--- Start of Material for this exercise ---

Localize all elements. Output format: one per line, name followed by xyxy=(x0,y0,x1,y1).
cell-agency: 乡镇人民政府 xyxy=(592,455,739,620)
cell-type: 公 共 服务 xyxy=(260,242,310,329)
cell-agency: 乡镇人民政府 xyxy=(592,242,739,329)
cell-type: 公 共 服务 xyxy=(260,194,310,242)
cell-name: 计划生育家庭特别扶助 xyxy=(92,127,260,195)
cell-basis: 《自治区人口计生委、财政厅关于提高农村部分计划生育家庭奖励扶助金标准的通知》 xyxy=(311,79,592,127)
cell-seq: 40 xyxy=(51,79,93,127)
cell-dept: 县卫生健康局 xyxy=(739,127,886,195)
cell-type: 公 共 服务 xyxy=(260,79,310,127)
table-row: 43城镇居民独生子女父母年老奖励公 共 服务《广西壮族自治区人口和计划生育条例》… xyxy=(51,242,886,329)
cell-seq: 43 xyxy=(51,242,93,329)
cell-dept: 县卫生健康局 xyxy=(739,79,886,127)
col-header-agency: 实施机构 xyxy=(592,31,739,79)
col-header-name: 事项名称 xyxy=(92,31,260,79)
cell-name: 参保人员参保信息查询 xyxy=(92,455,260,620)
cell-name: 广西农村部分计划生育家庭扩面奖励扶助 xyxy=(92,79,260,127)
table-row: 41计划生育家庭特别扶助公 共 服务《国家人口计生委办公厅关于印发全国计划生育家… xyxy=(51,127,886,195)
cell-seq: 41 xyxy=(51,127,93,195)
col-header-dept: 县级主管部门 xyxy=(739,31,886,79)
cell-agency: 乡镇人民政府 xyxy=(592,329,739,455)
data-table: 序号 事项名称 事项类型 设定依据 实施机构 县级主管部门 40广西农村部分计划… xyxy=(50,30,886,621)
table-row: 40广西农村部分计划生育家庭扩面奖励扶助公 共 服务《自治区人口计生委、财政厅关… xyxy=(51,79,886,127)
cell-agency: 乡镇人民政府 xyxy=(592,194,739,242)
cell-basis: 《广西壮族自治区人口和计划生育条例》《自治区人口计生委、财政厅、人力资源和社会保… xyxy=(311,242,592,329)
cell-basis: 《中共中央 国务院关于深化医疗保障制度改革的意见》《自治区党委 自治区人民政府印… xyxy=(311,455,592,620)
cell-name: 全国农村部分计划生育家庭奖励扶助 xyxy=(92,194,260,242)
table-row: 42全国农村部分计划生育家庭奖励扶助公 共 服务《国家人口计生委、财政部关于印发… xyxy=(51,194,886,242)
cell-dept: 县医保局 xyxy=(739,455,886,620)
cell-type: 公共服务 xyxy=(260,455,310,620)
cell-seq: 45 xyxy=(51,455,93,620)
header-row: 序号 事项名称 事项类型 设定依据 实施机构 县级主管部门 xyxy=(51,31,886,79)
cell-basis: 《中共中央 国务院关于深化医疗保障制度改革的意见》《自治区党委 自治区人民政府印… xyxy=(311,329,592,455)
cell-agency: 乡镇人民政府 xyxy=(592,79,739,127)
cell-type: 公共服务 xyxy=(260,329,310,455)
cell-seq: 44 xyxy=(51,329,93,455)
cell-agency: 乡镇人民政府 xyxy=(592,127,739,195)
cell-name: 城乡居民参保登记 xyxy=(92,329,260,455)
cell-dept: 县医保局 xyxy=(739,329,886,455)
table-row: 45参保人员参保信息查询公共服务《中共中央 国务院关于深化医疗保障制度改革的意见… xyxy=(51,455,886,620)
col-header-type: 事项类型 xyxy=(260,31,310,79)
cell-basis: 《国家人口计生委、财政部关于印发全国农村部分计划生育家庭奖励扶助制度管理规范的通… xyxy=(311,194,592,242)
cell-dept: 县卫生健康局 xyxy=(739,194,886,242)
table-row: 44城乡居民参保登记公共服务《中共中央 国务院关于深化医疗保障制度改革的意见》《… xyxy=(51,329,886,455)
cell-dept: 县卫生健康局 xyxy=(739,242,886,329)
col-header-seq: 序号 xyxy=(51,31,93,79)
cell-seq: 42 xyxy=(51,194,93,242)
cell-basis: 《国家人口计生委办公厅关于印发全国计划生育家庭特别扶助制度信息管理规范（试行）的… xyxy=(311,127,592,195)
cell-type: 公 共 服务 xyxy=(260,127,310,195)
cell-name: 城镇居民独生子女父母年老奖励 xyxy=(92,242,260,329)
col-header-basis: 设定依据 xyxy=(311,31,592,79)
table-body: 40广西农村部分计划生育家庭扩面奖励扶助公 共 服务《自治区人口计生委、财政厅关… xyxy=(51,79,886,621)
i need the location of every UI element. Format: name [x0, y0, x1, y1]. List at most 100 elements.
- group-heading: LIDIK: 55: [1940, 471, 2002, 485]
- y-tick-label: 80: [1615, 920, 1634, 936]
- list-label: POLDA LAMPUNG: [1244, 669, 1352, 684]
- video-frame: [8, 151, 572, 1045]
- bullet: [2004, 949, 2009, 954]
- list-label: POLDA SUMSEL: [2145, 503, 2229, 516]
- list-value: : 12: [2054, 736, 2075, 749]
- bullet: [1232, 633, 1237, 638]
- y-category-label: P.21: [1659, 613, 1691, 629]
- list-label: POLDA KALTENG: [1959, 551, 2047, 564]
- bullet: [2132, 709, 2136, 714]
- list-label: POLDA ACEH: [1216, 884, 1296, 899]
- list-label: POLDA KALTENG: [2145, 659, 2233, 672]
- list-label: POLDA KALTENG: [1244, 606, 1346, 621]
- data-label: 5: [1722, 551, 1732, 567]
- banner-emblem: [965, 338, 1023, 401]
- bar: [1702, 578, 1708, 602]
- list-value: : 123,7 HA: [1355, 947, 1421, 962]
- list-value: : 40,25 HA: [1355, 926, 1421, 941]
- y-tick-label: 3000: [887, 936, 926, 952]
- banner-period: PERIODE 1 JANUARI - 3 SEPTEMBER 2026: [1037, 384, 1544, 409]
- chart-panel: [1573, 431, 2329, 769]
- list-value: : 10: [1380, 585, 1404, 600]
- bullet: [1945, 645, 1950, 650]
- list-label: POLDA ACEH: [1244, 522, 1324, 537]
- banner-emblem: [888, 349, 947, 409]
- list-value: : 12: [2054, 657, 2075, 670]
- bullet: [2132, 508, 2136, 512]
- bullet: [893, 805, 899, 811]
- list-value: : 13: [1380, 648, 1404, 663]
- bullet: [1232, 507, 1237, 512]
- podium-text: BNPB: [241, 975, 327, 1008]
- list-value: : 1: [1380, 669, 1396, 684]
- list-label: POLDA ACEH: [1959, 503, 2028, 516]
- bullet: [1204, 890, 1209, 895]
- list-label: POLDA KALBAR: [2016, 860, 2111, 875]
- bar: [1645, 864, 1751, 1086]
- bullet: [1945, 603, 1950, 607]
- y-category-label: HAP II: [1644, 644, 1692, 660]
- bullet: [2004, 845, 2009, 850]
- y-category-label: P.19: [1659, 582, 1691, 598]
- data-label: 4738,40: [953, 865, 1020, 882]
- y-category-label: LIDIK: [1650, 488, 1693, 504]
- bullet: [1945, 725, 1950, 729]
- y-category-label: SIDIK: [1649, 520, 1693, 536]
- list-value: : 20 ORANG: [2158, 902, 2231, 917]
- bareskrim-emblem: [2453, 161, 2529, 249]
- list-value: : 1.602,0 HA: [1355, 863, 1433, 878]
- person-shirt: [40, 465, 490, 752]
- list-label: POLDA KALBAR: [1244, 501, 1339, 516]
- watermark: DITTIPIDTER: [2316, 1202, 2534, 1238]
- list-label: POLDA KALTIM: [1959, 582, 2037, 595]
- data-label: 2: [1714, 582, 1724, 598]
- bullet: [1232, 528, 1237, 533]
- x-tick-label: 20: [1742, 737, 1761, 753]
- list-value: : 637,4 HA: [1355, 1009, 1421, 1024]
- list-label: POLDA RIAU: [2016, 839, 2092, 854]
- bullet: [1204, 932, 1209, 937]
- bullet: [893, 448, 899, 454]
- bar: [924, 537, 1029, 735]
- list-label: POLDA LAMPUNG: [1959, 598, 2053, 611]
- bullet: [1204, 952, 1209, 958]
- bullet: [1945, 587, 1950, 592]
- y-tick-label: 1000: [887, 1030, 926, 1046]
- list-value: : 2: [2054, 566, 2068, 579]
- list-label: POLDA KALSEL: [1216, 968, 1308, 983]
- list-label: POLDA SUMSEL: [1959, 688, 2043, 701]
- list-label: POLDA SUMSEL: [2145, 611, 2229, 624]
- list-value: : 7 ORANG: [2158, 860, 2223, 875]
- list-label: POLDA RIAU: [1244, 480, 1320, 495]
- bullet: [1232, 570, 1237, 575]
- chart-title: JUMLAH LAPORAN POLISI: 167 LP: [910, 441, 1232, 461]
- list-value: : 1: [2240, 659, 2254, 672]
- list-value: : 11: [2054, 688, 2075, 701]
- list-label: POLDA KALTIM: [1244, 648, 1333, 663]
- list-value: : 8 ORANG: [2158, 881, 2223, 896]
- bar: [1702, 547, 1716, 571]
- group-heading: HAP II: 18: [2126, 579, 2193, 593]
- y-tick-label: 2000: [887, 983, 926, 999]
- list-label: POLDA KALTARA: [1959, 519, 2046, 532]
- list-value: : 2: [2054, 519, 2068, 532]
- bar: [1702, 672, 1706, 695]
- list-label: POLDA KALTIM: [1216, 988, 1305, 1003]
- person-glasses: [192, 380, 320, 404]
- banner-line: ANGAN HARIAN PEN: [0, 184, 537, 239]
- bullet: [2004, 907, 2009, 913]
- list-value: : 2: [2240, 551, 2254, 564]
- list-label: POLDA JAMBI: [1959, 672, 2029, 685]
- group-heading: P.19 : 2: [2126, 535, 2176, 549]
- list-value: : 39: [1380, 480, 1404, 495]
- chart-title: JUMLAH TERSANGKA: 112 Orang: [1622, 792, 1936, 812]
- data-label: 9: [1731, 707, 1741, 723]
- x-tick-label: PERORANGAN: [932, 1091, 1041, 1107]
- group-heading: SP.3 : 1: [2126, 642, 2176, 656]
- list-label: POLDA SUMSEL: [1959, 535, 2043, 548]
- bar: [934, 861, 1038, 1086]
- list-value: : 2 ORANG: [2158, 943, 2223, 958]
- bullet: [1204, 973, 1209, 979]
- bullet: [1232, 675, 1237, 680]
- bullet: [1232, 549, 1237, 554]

--- End of Material for this exercise ---

- The problem -
Show every line of the records above that contains the string "dept", copied in full. The match is case-sensitive.

- The completed task -
cell-dept: 县卫生健康局 xyxy=(739,127,886,195)
cell-dept: 县卫生健康局 xyxy=(739,79,886,127)
col-header-dept: 县级主管部门 xyxy=(739,31,886,79)
cell-dept: 县医保局 xyxy=(739,455,886,620)
cell-dept: 县医保局 xyxy=(739,329,886,455)
cell-dept: 县卫生健康局 xyxy=(739,194,886,242)
cell-dept: 县卫生健康局 xyxy=(739,242,886,329)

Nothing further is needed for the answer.